Rows from a figure dataset:
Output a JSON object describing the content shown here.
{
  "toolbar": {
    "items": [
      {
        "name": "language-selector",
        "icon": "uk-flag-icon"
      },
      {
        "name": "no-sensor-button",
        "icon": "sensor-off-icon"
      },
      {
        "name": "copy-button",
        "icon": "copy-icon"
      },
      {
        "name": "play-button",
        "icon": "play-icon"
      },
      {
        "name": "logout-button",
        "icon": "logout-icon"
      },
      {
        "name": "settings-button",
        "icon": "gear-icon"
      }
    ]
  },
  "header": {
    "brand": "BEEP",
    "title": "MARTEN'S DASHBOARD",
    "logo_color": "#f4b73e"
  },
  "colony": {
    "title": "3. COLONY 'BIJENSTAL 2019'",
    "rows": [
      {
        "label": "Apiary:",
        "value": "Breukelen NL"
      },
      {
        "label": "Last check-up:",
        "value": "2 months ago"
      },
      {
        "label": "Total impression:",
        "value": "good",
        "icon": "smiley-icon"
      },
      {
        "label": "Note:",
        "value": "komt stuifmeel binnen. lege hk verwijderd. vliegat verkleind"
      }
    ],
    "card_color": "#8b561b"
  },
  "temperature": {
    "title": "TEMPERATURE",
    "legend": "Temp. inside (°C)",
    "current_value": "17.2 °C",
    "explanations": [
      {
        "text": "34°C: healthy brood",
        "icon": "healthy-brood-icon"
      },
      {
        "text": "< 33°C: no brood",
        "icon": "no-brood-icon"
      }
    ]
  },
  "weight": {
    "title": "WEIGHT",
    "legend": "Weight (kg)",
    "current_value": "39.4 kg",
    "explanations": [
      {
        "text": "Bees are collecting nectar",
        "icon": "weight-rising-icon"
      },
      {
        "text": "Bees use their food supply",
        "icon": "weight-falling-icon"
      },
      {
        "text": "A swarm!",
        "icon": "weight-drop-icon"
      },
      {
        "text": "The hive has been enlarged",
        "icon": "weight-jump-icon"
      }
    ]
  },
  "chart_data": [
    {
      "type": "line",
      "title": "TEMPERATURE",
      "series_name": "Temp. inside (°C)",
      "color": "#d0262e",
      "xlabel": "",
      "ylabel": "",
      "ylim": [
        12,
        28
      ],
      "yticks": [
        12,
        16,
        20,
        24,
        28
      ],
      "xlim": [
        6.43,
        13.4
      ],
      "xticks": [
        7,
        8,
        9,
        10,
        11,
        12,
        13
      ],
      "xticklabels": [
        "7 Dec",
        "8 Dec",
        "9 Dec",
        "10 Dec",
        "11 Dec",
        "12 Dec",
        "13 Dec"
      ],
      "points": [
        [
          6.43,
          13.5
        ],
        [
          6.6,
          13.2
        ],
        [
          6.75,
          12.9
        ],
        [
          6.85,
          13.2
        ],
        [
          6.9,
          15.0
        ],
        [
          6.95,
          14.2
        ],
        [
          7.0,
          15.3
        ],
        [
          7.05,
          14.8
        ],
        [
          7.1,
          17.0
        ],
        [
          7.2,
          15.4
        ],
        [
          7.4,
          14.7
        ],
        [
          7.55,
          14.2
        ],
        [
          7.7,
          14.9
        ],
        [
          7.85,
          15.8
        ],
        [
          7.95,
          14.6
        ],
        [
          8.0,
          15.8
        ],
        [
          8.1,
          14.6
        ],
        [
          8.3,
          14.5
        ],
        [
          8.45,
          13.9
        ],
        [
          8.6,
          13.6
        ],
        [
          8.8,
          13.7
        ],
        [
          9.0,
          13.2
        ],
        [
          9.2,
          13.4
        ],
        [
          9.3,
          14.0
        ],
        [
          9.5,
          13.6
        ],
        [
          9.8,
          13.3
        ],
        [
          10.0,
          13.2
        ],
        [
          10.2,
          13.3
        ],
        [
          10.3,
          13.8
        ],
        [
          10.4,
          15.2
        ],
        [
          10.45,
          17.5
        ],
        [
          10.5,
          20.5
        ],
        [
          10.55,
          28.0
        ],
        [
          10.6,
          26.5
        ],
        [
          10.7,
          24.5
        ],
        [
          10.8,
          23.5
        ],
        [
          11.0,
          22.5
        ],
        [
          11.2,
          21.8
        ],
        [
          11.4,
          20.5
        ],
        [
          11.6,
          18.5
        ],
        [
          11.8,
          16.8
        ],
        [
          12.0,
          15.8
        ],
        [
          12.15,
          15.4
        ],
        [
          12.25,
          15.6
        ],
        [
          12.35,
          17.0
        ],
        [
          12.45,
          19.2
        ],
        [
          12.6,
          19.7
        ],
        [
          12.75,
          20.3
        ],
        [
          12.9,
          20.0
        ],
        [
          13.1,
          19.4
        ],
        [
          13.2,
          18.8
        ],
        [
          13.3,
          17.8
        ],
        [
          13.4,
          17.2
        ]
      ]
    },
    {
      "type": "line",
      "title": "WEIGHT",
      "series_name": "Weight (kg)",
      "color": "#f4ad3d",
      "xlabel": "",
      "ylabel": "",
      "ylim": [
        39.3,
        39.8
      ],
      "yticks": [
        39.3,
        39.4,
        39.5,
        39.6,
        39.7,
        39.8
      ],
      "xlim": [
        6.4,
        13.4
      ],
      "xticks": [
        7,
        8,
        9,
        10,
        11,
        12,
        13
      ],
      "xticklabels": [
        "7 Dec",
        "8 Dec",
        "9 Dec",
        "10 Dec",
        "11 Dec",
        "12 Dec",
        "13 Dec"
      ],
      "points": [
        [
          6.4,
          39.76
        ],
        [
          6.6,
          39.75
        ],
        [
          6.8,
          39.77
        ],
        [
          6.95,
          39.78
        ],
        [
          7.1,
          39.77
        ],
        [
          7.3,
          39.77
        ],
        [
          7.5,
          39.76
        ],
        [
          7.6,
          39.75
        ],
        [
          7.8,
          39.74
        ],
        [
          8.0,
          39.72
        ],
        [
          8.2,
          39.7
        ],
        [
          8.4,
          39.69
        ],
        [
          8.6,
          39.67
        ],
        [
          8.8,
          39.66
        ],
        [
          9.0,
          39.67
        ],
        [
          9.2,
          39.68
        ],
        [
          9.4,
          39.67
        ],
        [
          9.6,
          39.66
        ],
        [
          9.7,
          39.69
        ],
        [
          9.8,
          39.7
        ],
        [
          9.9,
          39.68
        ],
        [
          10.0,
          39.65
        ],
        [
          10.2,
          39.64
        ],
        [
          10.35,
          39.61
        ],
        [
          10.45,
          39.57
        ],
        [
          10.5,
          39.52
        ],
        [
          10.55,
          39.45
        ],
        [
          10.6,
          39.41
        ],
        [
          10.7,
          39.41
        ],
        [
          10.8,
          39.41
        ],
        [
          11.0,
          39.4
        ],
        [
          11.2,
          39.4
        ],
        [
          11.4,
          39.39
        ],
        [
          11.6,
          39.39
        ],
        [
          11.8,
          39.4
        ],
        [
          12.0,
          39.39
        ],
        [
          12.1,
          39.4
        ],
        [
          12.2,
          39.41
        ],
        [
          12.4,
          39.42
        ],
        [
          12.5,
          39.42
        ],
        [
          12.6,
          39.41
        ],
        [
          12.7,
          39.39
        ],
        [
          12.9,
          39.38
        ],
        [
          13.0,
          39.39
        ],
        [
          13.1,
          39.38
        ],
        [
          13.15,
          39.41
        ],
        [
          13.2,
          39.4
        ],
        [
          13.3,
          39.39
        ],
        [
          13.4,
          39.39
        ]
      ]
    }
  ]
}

(Instructions to follow)
Output the full listing exactly as it stands.

(Response)
Output a JSON object describing the content shown here.
{
  "toolbar": {
    "items": [
      {
        "name": "language-selector",
        "icon": "uk-flag-icon"
      },
      {
        "name": "no-sensor-button",
        "icon": "sensor-off-icon"
      },
      {
        "name": "copy-button",
        "icon": "copy-icon"
      },
      {
        "name": "play-button",
        "icon": "play-icon"
      },
      {
        "name": "logout-button",
        "icon": "logout-icon"
      },
      {
        "name": "settings-button",
        "icon": "gear-icon"
      }
    ]
  },
  "header": {
    "brand": "BEEP",
    "title": "MARTEN'S DASHBOARD",
    "logo_color": "#f4b73e"
  },
  "colony": {
    "title": "3. COLONY 'BIJENSTAL 2019'",
    "rows": [
      {
        "label": "Apiary:",
        "value": "Breukelen NL"
      },
      {
        "label": "Last check-up:",
        "value": "2 months ago"
      },
      {
        "label": "Total impression:",
        "value": "good",
        "icon": "smiley-icon"
      },
      {
        "label": "Note:",
        "value": "komt stuifmeel binnen. lege hk verwijderd. vliegat verkleind"
      }
    ],
    "card_color": "#8b561b"
  },
  "temperature": {
    "title": "TEMPERATURE",
    "legend": "Temp. inside (°C)",
    "current_value": "17.2 °C",
    "explanations": [
      {
        "text": "34°C: healthy brood",
        "icon": "healthy-brood-icon"
      },
      {
        "text": "< 33°C: no brood",
        "icon": "no-brood-icon"
      }
    ]
  },
  "weight": {
    "title": "WEIGHT",
    "legend": "Weight (kg)",
    "current_value": "39.4 kg",
    "explanations": [
      {
        "text": "Bees are collecting nectar",
        "icon": "weight-rising-icon"
      },
      {
        "text": "Bees use their food supply",
        "icon": "weight-falling-icon"
      },
      {
        "text": "A swarm!",
        "icon": "weight-drop-icon"
      },
      {
        "text": "The hive has been enlarged",
        "icon": "weight-jump-icon"
      }
    ]
  },
  "chart_data": [
    {
      "type": "line",
      "title": "TEMPERATURE",
      "series_name": "Temp. inside (°C)",
      "color": "#d0262e",
      "xlabel": "",
      "ylabel": "",
      "ylim": [
        12,
        28
      ],
      "yticks": [
        12,
        16,
        20,
        24,
        28
      ],
      "xlim": [
        6.43,
        13.4
      ],
      "xticks": [
        7,
        8,
        9,
        10,
        11,
        12,
        13
      ],
      "xticklabels": [
        "7 Dec",
        "8 Dec",
        "9 Dec",
        "10 Dec",
        "11 Dec",
        "12 Dec",
        "13 Dec"
      ],
      "points": [
        [
          6.43,
          13.5
        ],
        [
          6.6,
          13.2
        ],
        [
          6.75,
          12.9
        ],
        [
          6.85,
          13.2
        ],
        [
          6.9,
          15.0
        ],
        [
          6.95,
          14.2
        ],
        [
          7.0,
          15.3
        ],
        [
          7.05,
          14.8
        ],
        [
          7.1,
          17.0
        ],
        [
          7.2,
          15.4
        ],
        [
          7.4,
          14.7
        ],
        [
          7.55,
          14.2
        ],
        [
          7.7,
          14.9
        ],
        [
          7.85,
          15.8
        ],
        [
          7.95,
          14.6
        ],
        [
          8.0,
          15.8
        ],
        [
          8.1,
          14.6
        ],
        [
          8.3,
          14.5
        ],
        [
          8.45,
          13.9
        ],
        [
          8.6,
          13.6
        ],
        [
          8.8,
          13.7
        ],
        [
          9.0,
          13.2
        ],
        [
          9.2,
          13.4
        ],
        [
          9.3,
          14.0
        ],
        [
          9.5,
          13.6
        ],
        [
          9.8,
          13.3
        ],
        [
          10.0,
          13.2
        ],
        [
          10.2,
          13.3
        ],
        [
          10.3,
          13.8
        ],
        [
          10.4,
          15.2
        ],
        [
          10.45,
          17.5
        ],
        [
          10.5,
          20.5
        ],
        [
          10.55,
          28.0
        ],
        [
          10.6,
          26.5
        ],
        [
          10.7,
          24.5
        ],
        [
          10.8,
          23.5
        ],
        [
          11.0,
          22.5
        ],
        [
          11.2,
          21.8
        ],
        [
          11.4,
          20.5
        ],
        [
          11.6,
          18.5
        ],
        [
          11.8,
          16.8
        ],
        [
          12.0,
          15.8
        ],
        [
          12.15,
          15.4
        ],
        [
          12.25,
          15.6
        ],
        [
          12.35,
          17.0
        ],
        [
          12.45,
          19.2
        ],
        [
          12.6,
          19.7
        ],
        [
          12.75,
          20.3
        ],
        [
          12.9,
          20.0
        ],
        [
          13.1,
          19.4
        ],
        [
          13.2,
          18.8
        ],
        [
          13.3,
          17.8
        ],
        [
          13.4,
          17.2
        ]
      ]
    },
    {
      "type": "line",
      "title": "WEIGHT",
      "series_name": "Weight (kg)",
      "color": "#f4ad3d",
      "xlabel": "",
      "ylabel": "",
      "ylim": [
        39.3,
        39.8
      ],
      "yticks": [
        39.3,
        39.4,
        39.5,
        39.6,
        39.7,
        39.8
      ],
      "xlim": [
        6.4,
        13.4
      ],
      "xticks": [
        7,
        8,
        9,
        10,
        11,
        12,
        13
      ],
      "xticklabels": [
        "7 Dec",
        "8 Dec",
        "9 Dec",
        "10 Dec",
        "11 Dec",
        "12 Dec",
        "13 Dec"
      ],
      "points": [
        [
          6.4,
          39.76
        ],
        [
          6.6,
          39.75
        ],
        [
          6.8,
          39.77
        ],
        [
          6.95,
          39.78
        ],
        [
          7.1,
          39.77
        ],
        [
          7.3,
          39.77
        ],
        [
          7.5,
          39.76
        ],
        [
          7.6,
          39.75
        ],
        [
          7.8,
          39.74
        ],
        [
          8.0,
          39.72
        ],
        [
          8.2,
          39.7
        ],
        [
          8.4,
          39.69
        ],
        [
          8.6,
          39.67
        ],
        [
          8.8,
          39.66
        ],
        [
          9.0,
          39.67
        ],
        [
          9.2,
          39.68
        ],
        [
          9.4,
          39.67
        ],
        [
          9.6,
          39.66
        ],
        [
          9.7,
          39.69
        ],
        [
          9.8,
          39.7
        ],
        [
          9.9,
          39.68
        ],
        [
          10.0,
          39.65
        ],
        [
          10.2,
          39.64
        ],
        [
          10.35,
          39.61
        ],
        [
          10.45,
          39.57
        ],
        [
          10.5,
          39.52
        ],
        [
          10.55,
          39.45
        ],
        [
          10.6,
          39.41
        ],
        [
          10.7,
          39.41
        ],
        [
          10.8,
          39.41
        ],
        [
          11.0,
          39.4
        ],
        [
          11.2,
          39.4
        ],
        [
          11.4,
          39.39
        ],
        [
          11.6,
          39.39
        ],
        [
          11.8,
          39.4
        ],
        [
          12.0,
          39.39
        ],
        [
          12.1,
          39.4
        ],
        [
          12.2,
          39.41
        ],
        [
          12.4,
          39.42
        ],
        [
          12.5,
          39.42
        ],
        [
          12.6,
          39.41
        ],
        [
          12.7,
          39.39
        ],
        [
          12.9,
          39.38
        ],
        [
          13.0,
          39.39
        ],
        [
          13.1,
          39.38
        ],
        [
          13.15,
          39.41
        ],
        [
          13.2,
          39.4
        ],
        [
          13.3,
          39.39
        ],
        [
          13.4,
          39.39
        ]
      ]
    }
  ]
}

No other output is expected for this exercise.